> _Exercise goal_: Transcribe only the stretch of lines that opens with the line containing "Read all visible content and emit it as JSON." and closes with the last line of the listing, skipping pictures.

####################

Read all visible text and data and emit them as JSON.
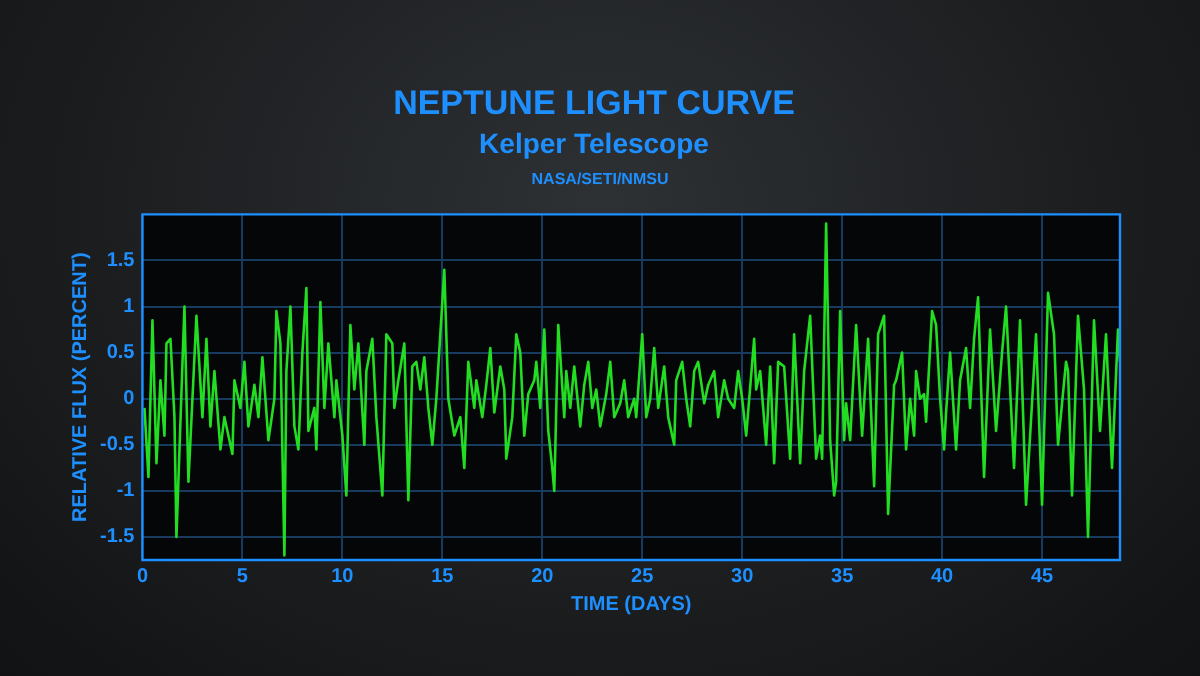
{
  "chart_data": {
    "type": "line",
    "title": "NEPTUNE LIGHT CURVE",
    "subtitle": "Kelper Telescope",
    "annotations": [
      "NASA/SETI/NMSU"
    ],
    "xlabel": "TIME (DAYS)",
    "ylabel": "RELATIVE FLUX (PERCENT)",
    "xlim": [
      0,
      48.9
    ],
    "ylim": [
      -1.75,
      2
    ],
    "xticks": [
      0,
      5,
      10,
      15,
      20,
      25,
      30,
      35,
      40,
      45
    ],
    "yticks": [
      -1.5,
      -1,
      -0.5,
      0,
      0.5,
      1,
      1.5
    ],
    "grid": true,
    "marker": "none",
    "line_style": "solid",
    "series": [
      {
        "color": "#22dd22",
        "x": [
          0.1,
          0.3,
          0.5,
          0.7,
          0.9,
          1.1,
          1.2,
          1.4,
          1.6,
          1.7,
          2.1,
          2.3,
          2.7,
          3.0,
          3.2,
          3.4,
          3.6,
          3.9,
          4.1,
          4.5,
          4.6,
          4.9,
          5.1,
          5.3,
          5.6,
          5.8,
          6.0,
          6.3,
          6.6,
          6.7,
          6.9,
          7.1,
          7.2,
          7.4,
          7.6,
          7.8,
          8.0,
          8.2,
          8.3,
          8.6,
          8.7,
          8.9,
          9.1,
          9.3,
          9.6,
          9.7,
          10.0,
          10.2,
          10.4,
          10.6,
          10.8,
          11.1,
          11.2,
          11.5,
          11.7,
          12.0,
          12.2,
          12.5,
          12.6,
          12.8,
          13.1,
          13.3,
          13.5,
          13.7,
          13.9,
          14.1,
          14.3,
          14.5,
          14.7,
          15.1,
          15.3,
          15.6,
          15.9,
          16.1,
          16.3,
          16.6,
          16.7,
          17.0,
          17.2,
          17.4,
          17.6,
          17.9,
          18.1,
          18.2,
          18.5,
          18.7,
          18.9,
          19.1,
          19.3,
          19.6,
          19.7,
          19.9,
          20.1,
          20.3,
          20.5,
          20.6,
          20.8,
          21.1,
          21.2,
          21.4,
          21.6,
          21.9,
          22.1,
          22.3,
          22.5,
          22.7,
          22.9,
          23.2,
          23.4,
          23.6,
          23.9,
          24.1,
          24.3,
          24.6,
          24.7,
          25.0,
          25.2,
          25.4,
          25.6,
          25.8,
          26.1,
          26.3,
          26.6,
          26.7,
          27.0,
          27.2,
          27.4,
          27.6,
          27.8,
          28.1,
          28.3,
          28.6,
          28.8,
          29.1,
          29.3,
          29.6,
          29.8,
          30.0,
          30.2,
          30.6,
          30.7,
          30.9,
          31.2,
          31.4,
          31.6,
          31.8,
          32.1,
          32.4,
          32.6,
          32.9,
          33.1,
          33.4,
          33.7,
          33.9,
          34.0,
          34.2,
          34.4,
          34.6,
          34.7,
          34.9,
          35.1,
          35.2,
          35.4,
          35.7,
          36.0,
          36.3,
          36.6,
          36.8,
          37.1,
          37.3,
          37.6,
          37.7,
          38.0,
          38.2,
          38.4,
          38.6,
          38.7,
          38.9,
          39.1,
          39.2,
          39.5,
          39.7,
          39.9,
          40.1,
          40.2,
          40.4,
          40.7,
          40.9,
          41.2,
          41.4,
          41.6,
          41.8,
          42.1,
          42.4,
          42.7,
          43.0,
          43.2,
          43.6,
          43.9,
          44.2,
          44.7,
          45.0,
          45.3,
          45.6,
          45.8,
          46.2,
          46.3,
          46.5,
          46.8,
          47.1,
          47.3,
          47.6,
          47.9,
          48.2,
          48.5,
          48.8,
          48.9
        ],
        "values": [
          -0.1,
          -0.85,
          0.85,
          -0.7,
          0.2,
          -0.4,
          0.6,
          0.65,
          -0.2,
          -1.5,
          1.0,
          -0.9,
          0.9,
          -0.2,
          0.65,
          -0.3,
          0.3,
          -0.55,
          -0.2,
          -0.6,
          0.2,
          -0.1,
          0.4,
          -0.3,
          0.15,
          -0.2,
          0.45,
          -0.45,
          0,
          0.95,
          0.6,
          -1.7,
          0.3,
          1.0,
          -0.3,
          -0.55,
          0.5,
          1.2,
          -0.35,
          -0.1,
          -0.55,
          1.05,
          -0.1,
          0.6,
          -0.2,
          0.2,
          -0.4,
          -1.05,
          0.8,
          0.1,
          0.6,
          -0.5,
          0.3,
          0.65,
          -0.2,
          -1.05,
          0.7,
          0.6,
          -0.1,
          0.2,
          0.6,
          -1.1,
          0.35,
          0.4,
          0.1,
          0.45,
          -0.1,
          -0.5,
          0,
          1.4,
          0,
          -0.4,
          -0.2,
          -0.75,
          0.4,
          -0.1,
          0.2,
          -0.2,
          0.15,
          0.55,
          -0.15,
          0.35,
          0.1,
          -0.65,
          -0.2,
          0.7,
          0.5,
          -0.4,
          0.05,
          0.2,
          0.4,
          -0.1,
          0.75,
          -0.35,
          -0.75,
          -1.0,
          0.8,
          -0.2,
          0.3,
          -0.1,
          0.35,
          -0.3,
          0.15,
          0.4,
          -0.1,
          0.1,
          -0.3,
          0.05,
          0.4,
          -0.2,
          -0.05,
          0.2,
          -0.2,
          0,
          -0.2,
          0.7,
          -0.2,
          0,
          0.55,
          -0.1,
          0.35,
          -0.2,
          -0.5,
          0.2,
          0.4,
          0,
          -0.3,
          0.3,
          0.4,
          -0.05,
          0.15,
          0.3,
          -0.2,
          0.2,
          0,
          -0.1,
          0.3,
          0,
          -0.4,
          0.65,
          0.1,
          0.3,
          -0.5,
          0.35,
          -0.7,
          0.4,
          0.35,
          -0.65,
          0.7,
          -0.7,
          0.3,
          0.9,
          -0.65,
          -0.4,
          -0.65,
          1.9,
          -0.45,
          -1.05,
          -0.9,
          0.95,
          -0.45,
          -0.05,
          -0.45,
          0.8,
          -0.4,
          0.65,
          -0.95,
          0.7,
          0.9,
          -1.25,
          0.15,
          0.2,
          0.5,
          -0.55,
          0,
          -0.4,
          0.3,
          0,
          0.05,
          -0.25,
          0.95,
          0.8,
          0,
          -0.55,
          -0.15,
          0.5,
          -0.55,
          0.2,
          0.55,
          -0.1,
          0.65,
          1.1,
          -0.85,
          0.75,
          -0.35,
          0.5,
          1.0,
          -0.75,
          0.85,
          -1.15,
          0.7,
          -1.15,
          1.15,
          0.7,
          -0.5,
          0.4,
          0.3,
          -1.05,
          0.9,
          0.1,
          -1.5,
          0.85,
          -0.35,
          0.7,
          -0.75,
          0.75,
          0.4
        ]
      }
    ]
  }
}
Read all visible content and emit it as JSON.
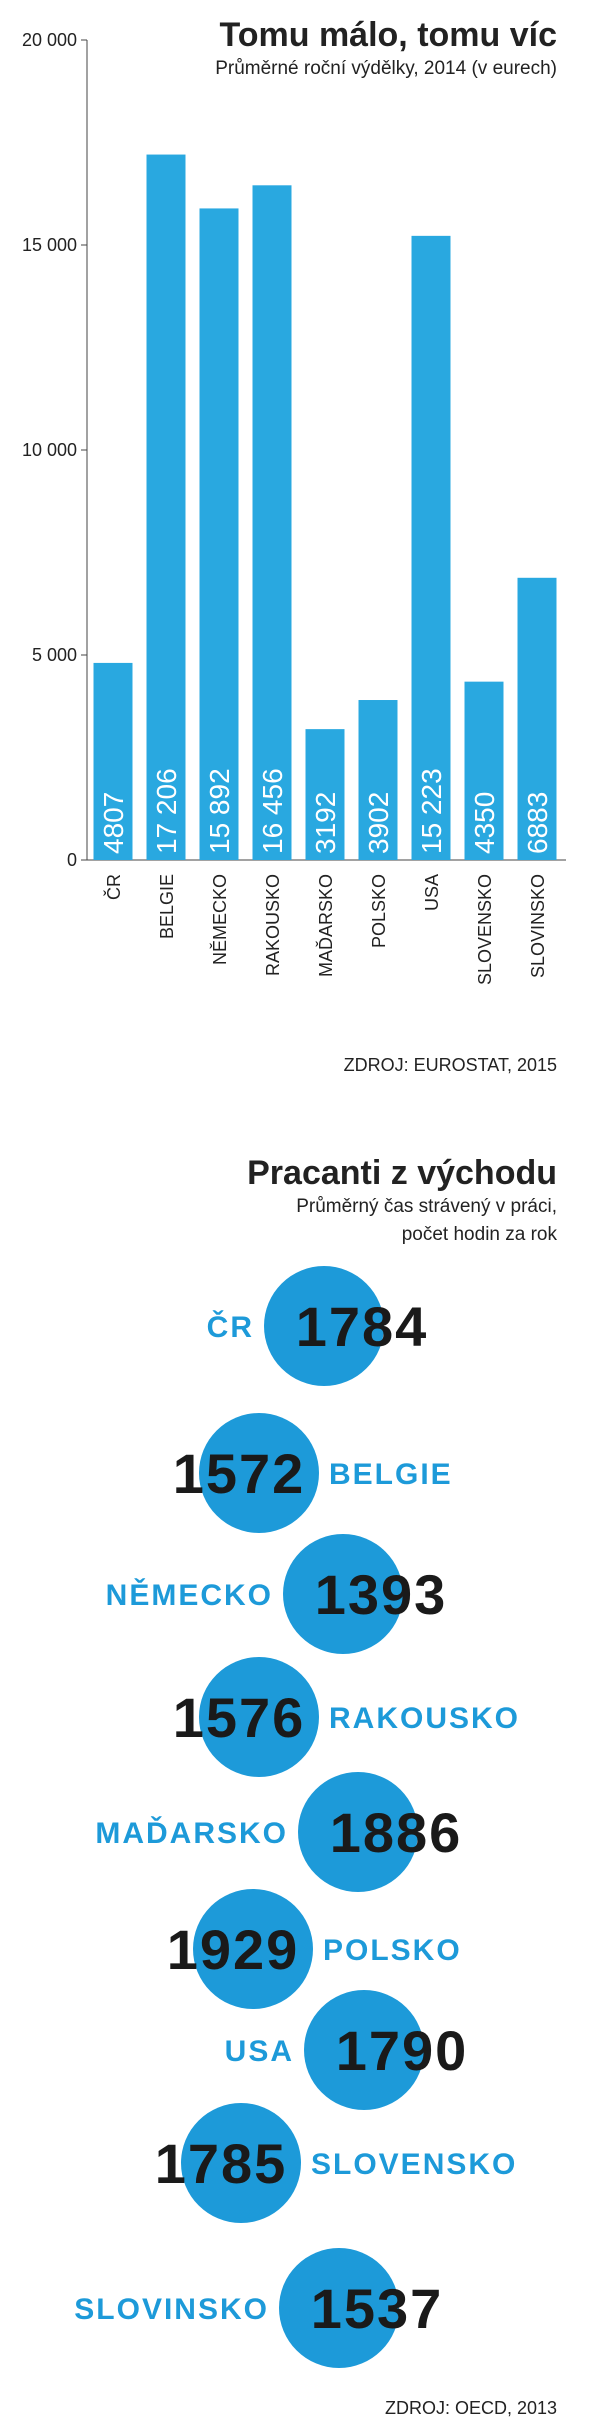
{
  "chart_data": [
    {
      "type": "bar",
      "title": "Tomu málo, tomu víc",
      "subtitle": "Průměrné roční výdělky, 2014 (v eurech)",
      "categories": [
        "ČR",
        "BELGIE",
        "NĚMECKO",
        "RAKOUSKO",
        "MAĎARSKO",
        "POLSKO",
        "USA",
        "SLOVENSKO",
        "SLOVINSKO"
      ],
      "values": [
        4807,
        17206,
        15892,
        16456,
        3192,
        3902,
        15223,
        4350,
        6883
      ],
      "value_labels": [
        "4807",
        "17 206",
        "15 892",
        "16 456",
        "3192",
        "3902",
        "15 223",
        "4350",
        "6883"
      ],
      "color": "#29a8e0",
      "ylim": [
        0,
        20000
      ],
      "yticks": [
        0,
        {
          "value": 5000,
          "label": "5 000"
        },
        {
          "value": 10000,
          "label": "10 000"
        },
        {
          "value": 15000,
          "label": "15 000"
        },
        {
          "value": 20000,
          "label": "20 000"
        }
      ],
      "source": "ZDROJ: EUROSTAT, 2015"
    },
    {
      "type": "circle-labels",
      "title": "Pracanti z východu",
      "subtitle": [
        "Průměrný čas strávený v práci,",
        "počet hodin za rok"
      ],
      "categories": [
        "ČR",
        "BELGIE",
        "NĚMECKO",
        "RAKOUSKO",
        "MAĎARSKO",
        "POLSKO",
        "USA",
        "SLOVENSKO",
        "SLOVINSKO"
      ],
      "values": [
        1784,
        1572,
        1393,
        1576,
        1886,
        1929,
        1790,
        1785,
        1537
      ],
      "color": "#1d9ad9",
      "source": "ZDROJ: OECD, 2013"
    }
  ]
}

####################

> _Task answer_:
Read all visible content and emit it as JSON.
{
  "chart_data": [
    {
      "type": "bar",
      "title": "Tomu málo, tomu víc",
      "subtitle": "Průměrné roční výdělky, 2014 (v eurech)",
      "categories": [
        "ČR",
        "BELGIE",
        "NĚMECKO",
        "RAKOUSKO",
        "MAĎARSKO",
        "POLSKO",
        "USA",
        "SLOVENSKO",
        "SLOVINSKO"
      ],
      "values": [
        4807,
        17206,
        15892,
        16456,
        3192,
        3902,
        15223,
        4350,
        6883
      ],
      "value_labels": [
        "4807",
        "17 206",
        "15 892",
        "16 456",
        "3192",
        "3902",
        "15 223",
        "4350",
        "6883"
      ],
      "color": "#29a8e0",
      "ylim": [
        0,
        20000
      ],
      "yticks": [
        0,
        {
          "value": 5000,
          "label": "5 000"
        },
        {
          "value": 10000,
          "label": "10 000"
        },
        {
          "value": 15000,
          "label": "15 000"
        },
        {
          "value": 20000,
          "label": "20 000"
        }
      ],
      "source": "ZDROJ: EUROSTAT, 2015"
    },
    {
      "type": "circle-labels",
      "title": "Pracanti z východu",
      "subtitle": [
        "Průměrný čas strávený v práci,",
        "počet hodin za rok"
      ],
      "categories": [
        "ČR",
        "BELGIE",
        "NĚMECKO",
        "RAKOUSKO",
        "MAĎARSKO",
        "POLSKO",
        "USA",
        "SLOVENSKO",
        "SLOVINSKO"
      ],
      "values": [
        1784,
        1572,
        1393,
        1576,
        1886,
        1929,
        1790,
        1785,
        1537
      ],
      "color": "#1d9ad9",
      "source": "ZDROJ: OECD, 2013"
    }
  ]
}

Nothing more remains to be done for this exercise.